[Start of DOCUMENT EXTRACT]

So despite no short game, a handicap that has almost gone up two shots, an ability to self destruct and a lack of focus over the shot how can I possibly say the season has been good. Well the highlight has been the quality of my ball striking. It was a long and frustrating winter trying to bed in the changes but so worthwhile. When I was playing well, and there were many good holes this year, I felt I had the ball on a piece of string at times. What I lacked at times was self belief. I let the bad holes affect me and I stewed on my errors.

I had a nine hole playing lesson with Rhys ap Iolo at the Downshire Golf Course. That was a chance for me to showcase how far I'd come and the state of my game. Naturally I started with an ugly double bogey but I think he saw enough to be happy that the goal of single figures was more than a pipe dream. We have been in constant touch throughout the season and a big thumbs up to him for being available on Twitter and Facebook and for looking at the swing via You Tube when things have gone astray.

The season has drifted along to a conclusion and although we still play competitions throughout the Winter at Royal Ascot Golf Club, weather permitting, the big events are done and dusted. In the end most of my performances have been firmly in mid table . Despite this I am happier with the state of my game in 2013 than at the same time in 2012. My bunker play is far improved and I am putting much better. My technique is sound and coped with the lightning paced greens at Caversham Heath and Woburn. I did change to a heavier Odyssey Tank #1 I'd trialled at a demo day in the Autumn which I feel will manifest into a trusty weapon on the slower winter greens. I am chipping and putting now and making several up and downs per round. Add in the odd sand save and what a difference it makes to the score and the golfing psyche during a round.

I am now driving the ball better and it is a simple golfing fact that if you get it in play more often you will score. Rhys has changed my set up at address and although it is a work in progress it is moving in the right direction and I am longer and straighter.

If I was to sum up the season, it would be a B-. Too high I hear you scream but I am taking into account the difference in the way I hit it. I need to eradicate the blow up hole and the work Rhys and I plan to do on the mental side of the game this winter will help. A stronger golfing brain akin to a short game and better club path and I still firmly feel this golfer has is destined for single figures.

I'm not at all melancholy. The golfing glass has been positively half full all year. It has been trying at times to keep it that way and maybe I do need to just hit it, find it and hit it again. It is hard. I'm not wired that way. I've never been naturally blessed with sporting aptitude and any fleeting success has always been achieved from hard work, good coaching and sheer bloody mindedness. I'm not going to change now so I'll carry on ploughing my own furrow. I have a clear goal and can see the path I want to take.

[End of DOCUMENT EXTRACT]

__TO DO__
In the golf season review, what grade does the writer give the season? Answer using only the golf season review; the rows play no part.

[Start of INFORMATION SHOWN]

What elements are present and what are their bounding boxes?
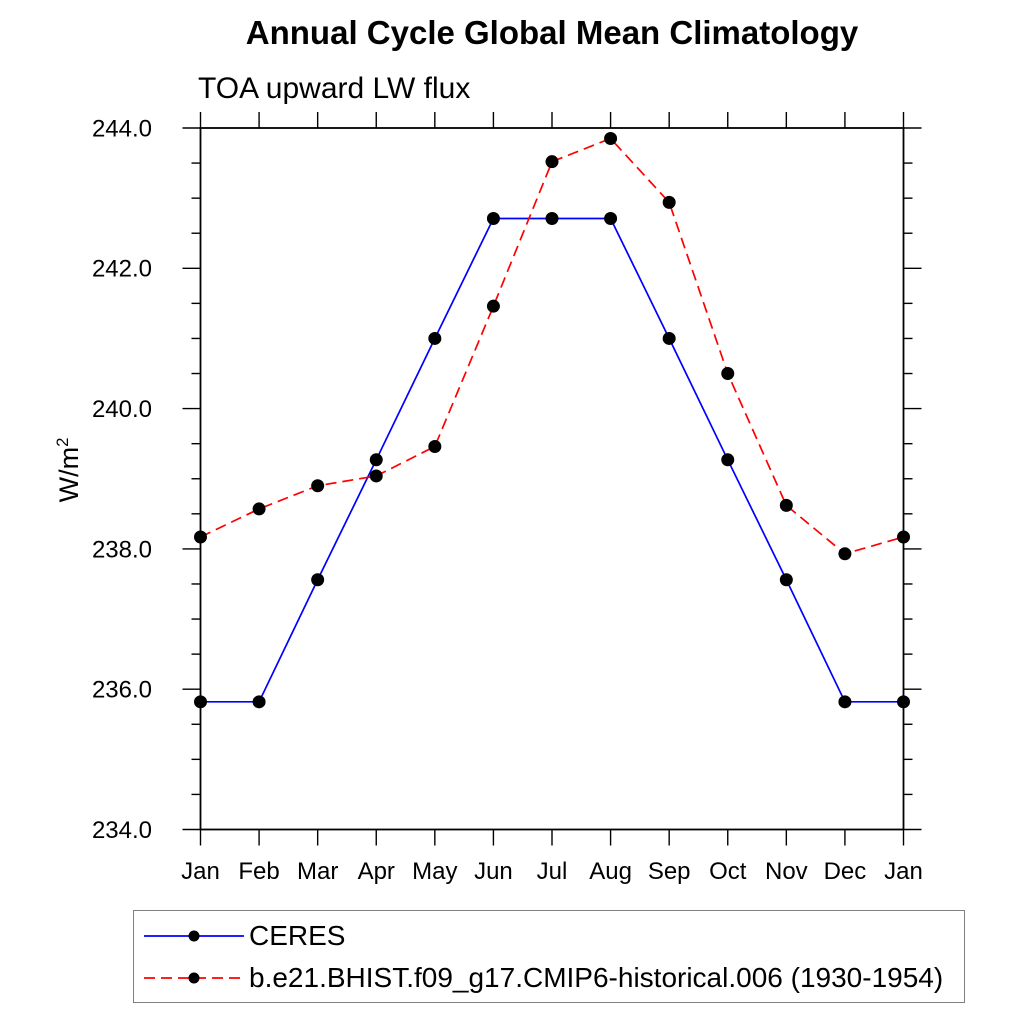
data-point-marker — [662, 195, 676, 209]
data-point-marker — [779, 498, 793, 512]
data-point-marker — [369, 469, 383, 483]
data-point-marker — [311, 573, 325, 587]
x-tick-label: May — [412, 858, 457, 885]
x-tick-label: Oct — [709, 858, 747, 885]
model-series — [194, 132, 910, 561]
data-point-marker — [721, 367, 735, 381]
data-point-marker — [662, 331, 676, 345]
legend-sample-marker — [188, 972, 200, 983]
ceres-line-sample-icon — [144, 930, 244, 941]
data-point-marker — [779, 573, 793, 587]
y-tick-label: 244.0 — [92, 115, 152, 142]
x-tick-label: Dec — [824, 858, 867, 885]
x-tick-label: Nov — [765, 858, 808, 885]
data-point-marker — [721, 453, 735, 467]
legend-item-ceres: CERES — [134, 915, 964, 957]
x-tick-label: Mar — [297, 858, 338, 885]
x-tick-label: Sep — [648, 858, 691, 885]
data-point-marker — [369, 453, 383, 467]
data-point-marker — [252, 502, 266, 516]
chart-subtitle: TOA upward LW flux — [198, 72, 471, 105]
x-tick-label: Apr — [358, 858, 395, 885]
data-point-marker — [311, 479, 325, 493]
data-point-marker — [252, 695, 266, 709]
y-tick-label: 238.0 — [92, 536, 152, 563]
data-point-marker — [897, 530, 910, 544]
legend-label-model: b.e21.BHIST.f09_g17.CMIP6-historical.006… — [249, 961, 944, 993]
model-line — [200, 137, 904, 555]
y-tick-label: 234.0 — [92, 817, 152, 844]
x-axis-tick-labels: Jan Feb Mar Apr May Jun Jul Aug Sep Oct Nov Dec Jan — [181, 858, 923, 885]
data-point-marker — [897, 695, 910, 709]
legend-sample-marker — [188, 930, 200, 941]
data-point-marker — [545, 155, 559, 169]
axis-ticks — [182, 112, 922, 846]
data-point-marker — [428, 439, 442, 453]
y-tick-label: 242.0 — [92, 256, 152, 283]
y-tick-label: 236.0 — [92, 677, 152, 704]
legend: CERES b.e21.BHIST.f09_g17.CMIP6-historic… — [133, 910, 965, 1003]
x-tick-label: Jul — [537, 858, 568, 885]
y-tick-label: 240.0 — [92, 396, 152, 423]
legend-item-model: b.e21.BHIST.f09_g17.CMIP6-historical.006… — [134, 957, 964, 999]
data-point-marker — [194, 530, 207, 544]
chart-title: Annual Cycle Global Mean Climatology — [245, 14, 859, 51]
x-tick-label: Jan — [181, 858, 220, 885]
data-point-marker — [486, 211, 500, 225]
legend-label-ceres: CERES — [249, 919, 346, 951]
x-tick-label: Jan — [884, 858, 923, 885]
x-tick-label: Aug — [589, 858, 632, 885]
plot-frame — [199, 127, 905, 831]
data-point-marker — [604, 211, 618, 225]
x-tick-label: Feb — [238, 858, 279, 885]
x-tick-label: Jun — [474, 858, 513, 885]
data-point-marker — [545, 211, 559, 225]
data-point-marker — [194, 695, 207, 709]
data-point-marker — [486, 299, 500, 313]
ceres-line — [200, 217, 904, 703]
data-point-marker — [428, 331, 442, 345]
ceres-series — [194, 211, 910, 709]
data-point-marker — [604, 132, 618, 146]
y-axis-tick-labels: 234.0 236.0 238.0 240.0 242.0 244.0 — [92, 115, 152, 844]
model-line-sample-icon — [144, 972, 244, 983]
data-point-marker — [838, 547, 852, 561]
data-point-marker — [838, 695, 852, 709]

[End of INFORMATION SHOWN]

__COMPLETED EXERCISE__
B-